WHAT YOU HAVE TO DO:
Count how many lines contain the word "visualização". Please give only the number.

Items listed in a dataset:
'''

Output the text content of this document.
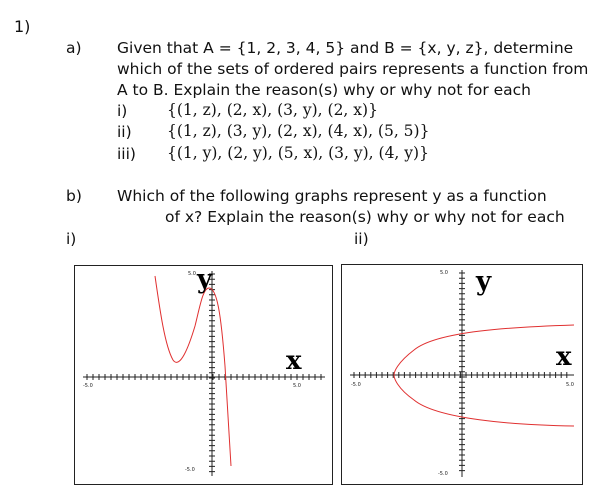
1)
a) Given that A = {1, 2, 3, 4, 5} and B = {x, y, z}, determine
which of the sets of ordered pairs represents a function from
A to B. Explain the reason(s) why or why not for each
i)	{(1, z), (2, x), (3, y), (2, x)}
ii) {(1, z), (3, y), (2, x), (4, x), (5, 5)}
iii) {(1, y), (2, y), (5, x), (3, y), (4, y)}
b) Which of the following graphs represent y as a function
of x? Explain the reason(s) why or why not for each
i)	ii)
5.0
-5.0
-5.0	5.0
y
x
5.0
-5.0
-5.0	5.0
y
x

'''
'''

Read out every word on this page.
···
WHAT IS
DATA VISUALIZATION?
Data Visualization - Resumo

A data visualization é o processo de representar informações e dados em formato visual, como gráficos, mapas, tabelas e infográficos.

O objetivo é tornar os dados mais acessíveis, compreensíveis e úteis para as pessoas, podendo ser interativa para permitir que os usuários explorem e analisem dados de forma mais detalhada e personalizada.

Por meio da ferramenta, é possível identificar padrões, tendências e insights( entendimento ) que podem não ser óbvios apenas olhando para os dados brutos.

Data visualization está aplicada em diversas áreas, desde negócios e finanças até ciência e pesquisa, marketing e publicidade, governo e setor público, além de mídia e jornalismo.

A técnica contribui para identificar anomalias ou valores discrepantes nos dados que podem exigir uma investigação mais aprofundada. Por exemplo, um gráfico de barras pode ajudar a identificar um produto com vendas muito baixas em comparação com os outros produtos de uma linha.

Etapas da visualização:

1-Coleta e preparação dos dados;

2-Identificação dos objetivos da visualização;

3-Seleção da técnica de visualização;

'''

OUTPUT OF THE EXERCISE:
3